What is asked:
Find the lines containing the word "Thus" and copy every one of them.
---------- Dataset records
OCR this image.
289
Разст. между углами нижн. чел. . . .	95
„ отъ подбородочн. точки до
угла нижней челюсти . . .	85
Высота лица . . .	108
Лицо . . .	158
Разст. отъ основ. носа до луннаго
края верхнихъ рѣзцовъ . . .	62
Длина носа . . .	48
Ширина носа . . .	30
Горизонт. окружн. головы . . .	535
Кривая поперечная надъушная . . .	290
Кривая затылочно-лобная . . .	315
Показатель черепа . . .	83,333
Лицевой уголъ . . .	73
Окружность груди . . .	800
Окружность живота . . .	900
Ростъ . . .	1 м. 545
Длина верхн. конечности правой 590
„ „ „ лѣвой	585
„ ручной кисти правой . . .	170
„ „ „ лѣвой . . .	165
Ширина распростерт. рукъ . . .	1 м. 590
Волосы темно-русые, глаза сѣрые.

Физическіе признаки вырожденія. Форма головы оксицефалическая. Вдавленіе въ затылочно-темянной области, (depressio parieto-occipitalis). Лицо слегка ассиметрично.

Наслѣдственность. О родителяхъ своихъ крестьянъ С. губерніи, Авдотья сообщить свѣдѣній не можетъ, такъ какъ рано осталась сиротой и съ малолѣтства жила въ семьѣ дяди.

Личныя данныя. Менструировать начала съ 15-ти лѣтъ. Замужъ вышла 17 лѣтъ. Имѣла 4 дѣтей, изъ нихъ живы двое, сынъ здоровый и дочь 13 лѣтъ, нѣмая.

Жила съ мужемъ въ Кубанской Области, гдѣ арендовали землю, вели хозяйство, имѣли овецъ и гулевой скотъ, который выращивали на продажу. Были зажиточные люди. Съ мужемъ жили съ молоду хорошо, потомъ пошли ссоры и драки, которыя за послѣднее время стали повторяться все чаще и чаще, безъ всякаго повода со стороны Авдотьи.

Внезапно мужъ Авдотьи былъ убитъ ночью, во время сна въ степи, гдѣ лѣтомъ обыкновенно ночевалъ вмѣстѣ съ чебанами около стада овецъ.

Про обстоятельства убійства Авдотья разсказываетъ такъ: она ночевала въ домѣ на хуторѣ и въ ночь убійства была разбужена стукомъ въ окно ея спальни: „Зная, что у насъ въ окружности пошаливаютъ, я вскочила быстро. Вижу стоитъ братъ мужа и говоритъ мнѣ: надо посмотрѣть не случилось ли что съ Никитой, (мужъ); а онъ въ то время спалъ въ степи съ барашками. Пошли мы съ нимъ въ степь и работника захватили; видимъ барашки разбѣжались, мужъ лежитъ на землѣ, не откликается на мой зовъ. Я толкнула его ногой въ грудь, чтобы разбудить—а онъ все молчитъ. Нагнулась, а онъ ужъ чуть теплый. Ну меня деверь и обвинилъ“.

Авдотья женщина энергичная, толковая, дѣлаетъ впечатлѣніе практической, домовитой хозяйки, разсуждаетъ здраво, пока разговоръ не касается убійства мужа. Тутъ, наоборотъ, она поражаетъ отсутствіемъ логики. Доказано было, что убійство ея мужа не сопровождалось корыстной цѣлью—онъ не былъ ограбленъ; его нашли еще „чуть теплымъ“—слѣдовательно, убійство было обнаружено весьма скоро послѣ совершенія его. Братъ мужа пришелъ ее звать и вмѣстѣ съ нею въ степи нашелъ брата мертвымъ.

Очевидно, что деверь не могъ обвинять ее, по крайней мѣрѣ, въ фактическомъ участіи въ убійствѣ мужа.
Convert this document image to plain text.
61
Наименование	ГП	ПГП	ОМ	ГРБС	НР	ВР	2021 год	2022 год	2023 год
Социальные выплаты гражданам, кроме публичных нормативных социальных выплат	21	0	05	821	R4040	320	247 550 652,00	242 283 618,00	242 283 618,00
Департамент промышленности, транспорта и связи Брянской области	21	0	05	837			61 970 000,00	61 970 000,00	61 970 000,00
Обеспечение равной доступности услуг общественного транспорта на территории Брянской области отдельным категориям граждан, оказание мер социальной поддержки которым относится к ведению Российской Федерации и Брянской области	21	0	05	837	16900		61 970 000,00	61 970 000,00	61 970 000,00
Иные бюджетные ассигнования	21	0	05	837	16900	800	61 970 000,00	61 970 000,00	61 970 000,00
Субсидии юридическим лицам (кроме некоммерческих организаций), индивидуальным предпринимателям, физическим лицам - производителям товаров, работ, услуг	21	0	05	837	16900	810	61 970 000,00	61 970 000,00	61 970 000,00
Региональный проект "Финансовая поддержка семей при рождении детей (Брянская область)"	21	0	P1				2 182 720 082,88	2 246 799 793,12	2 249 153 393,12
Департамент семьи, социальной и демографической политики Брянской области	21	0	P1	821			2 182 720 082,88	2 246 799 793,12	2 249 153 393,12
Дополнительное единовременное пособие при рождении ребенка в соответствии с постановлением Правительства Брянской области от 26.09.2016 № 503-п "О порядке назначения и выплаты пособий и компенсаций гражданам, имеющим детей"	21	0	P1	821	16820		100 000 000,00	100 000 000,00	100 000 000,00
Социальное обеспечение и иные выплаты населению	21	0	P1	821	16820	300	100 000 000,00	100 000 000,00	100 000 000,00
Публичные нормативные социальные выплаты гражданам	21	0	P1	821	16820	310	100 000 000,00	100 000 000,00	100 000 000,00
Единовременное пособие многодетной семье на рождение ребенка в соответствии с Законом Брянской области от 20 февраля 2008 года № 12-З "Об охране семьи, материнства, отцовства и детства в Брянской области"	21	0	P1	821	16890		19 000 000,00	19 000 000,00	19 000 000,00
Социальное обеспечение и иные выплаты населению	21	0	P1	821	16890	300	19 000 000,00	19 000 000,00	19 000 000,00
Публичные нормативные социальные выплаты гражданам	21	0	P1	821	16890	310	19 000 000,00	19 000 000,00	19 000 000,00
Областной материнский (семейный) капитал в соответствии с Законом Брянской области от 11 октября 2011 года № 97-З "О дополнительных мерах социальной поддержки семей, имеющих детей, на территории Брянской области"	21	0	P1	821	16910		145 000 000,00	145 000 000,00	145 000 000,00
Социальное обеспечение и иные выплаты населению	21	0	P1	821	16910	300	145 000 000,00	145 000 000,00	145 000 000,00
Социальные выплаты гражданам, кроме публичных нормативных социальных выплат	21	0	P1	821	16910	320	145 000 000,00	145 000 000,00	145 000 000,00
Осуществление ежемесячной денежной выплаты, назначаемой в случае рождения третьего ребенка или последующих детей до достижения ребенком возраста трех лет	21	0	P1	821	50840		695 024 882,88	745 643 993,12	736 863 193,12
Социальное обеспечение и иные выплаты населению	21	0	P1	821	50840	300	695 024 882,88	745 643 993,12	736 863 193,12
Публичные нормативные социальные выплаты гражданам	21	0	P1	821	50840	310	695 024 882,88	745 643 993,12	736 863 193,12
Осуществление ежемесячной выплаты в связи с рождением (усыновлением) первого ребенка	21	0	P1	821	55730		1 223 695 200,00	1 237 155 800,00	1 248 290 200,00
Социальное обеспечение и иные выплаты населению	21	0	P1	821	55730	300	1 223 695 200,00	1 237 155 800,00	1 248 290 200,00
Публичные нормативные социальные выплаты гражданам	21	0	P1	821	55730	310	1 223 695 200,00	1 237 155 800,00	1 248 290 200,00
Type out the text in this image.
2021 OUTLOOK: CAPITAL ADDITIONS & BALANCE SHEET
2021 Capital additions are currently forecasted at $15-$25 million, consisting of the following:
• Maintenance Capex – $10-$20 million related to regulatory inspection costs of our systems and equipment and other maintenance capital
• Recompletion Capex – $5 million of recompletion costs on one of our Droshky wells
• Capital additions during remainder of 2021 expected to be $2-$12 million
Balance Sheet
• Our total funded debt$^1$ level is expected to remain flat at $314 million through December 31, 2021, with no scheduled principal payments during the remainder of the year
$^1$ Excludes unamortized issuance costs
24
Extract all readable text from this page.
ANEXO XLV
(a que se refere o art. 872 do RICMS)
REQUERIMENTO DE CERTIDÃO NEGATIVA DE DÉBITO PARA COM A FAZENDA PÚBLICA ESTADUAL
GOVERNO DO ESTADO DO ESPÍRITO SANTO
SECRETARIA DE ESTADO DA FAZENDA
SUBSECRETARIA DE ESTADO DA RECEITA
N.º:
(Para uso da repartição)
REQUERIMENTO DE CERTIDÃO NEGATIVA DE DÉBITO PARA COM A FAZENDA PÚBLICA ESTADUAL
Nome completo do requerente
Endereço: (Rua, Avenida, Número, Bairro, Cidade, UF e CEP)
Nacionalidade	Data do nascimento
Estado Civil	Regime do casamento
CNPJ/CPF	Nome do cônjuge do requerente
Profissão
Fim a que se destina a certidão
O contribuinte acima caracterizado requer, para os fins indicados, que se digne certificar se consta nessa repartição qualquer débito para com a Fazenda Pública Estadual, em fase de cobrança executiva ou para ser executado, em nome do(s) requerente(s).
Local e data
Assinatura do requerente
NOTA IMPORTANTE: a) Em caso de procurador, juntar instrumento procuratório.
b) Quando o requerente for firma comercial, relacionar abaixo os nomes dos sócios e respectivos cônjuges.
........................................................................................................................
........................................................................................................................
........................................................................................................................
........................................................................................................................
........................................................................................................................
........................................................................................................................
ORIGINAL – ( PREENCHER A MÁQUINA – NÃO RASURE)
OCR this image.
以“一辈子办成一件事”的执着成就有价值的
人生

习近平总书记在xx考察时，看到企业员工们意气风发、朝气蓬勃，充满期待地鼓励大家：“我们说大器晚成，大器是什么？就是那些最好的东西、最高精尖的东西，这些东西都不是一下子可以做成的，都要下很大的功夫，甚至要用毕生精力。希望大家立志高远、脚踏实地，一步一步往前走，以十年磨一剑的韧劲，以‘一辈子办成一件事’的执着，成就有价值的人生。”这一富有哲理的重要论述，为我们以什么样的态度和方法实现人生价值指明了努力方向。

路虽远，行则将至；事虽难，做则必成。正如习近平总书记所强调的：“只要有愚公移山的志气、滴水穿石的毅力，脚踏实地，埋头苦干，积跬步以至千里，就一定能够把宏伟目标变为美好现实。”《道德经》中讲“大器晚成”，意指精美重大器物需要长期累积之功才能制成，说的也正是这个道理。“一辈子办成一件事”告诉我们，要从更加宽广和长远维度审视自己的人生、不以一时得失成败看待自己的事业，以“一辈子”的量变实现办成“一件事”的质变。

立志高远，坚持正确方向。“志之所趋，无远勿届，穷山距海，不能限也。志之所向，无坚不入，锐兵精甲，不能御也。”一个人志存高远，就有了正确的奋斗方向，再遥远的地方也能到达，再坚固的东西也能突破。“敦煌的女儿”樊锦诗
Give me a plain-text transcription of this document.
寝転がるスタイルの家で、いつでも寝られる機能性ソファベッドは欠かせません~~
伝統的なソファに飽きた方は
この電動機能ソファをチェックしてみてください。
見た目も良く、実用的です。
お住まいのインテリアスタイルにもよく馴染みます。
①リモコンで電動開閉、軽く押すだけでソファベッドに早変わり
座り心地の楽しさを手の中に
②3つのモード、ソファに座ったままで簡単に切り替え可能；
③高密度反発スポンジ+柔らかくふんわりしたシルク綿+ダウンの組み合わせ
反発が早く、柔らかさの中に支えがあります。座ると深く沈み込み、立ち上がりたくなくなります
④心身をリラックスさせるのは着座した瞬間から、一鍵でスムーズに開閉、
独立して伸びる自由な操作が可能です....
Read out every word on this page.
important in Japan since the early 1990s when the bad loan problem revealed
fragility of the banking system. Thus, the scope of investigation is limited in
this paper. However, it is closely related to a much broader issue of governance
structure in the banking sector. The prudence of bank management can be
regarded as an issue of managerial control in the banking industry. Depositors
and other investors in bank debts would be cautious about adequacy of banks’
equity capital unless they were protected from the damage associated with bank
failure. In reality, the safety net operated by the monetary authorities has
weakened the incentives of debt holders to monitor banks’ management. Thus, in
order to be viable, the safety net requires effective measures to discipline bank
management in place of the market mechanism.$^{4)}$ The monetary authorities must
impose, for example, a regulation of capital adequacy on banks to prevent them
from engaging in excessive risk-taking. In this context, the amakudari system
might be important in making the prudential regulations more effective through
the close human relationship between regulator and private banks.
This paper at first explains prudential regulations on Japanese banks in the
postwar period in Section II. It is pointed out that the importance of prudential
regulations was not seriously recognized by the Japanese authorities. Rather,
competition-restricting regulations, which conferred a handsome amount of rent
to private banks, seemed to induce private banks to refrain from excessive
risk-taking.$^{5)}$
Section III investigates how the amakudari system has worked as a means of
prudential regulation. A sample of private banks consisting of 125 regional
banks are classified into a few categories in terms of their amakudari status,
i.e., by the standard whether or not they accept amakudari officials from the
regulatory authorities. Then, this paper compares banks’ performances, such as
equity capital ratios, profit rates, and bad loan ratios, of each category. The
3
--------------------
The answer:
fragility of the banking system. Thus, the scope of investigation is limited in
weakened the incentives of debt holders to monitor banks’ management. Thus, in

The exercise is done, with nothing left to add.